* **GIVEN PROBLEM**: Separate out the lines that hold "icon".

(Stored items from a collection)
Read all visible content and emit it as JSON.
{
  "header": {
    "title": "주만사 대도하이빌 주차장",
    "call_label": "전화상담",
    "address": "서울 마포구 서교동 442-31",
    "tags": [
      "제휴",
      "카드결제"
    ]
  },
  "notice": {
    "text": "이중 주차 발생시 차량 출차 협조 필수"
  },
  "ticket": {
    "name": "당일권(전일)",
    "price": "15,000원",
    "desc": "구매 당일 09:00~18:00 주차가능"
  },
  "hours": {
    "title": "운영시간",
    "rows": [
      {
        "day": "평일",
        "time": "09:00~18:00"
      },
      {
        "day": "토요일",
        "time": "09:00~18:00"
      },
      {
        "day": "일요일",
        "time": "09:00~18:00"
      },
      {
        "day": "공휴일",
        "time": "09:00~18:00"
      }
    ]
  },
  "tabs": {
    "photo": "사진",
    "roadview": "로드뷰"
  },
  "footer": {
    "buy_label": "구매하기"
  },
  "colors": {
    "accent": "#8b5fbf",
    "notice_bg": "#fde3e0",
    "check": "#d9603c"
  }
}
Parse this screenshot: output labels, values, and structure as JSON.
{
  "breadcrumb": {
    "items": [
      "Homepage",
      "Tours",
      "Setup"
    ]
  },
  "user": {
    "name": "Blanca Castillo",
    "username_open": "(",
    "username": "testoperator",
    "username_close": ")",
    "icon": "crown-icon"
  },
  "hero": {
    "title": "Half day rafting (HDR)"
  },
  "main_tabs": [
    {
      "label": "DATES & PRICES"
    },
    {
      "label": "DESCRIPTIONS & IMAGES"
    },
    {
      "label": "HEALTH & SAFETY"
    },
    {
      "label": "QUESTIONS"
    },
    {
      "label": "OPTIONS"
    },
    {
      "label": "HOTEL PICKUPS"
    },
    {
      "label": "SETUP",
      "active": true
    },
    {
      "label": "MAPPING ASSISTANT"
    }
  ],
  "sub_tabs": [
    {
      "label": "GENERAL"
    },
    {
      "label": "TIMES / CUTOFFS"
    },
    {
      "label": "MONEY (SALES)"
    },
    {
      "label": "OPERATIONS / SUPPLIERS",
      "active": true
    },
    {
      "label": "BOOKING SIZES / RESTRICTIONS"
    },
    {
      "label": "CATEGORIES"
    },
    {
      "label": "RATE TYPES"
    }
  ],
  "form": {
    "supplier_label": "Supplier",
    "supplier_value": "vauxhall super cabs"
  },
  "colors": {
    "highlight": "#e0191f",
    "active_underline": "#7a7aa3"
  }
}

--

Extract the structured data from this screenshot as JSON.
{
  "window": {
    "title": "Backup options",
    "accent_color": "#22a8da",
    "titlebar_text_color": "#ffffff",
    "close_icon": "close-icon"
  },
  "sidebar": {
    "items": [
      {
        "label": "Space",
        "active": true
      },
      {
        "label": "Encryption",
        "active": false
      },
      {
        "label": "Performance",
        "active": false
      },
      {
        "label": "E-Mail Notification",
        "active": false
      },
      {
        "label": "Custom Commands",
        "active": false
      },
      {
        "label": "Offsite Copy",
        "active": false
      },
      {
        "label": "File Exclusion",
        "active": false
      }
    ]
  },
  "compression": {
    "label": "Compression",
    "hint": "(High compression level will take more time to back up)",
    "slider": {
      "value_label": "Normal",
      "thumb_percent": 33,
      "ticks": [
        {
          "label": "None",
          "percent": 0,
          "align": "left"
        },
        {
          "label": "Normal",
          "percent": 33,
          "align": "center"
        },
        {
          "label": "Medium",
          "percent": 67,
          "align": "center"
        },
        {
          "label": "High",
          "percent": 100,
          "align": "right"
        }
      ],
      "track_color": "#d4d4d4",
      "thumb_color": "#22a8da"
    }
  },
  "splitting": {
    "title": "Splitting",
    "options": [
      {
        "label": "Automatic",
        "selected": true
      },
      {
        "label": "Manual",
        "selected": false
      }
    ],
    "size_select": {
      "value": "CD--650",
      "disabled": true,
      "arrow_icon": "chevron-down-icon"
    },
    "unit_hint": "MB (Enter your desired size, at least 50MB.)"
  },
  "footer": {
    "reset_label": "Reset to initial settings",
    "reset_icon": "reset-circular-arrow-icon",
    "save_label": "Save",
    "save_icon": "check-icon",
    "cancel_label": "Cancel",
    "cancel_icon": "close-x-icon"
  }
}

* **ANSWER**:
    "icon": "crown-icon"
    "close_icon": "close-icon"
      "arrow_icon": "chevron-down-icon"
    "reset_icon": "reset-circular-arrow-icon",
    "save_icon": "check-icon",
    "cancel_icon": "close-x-icon"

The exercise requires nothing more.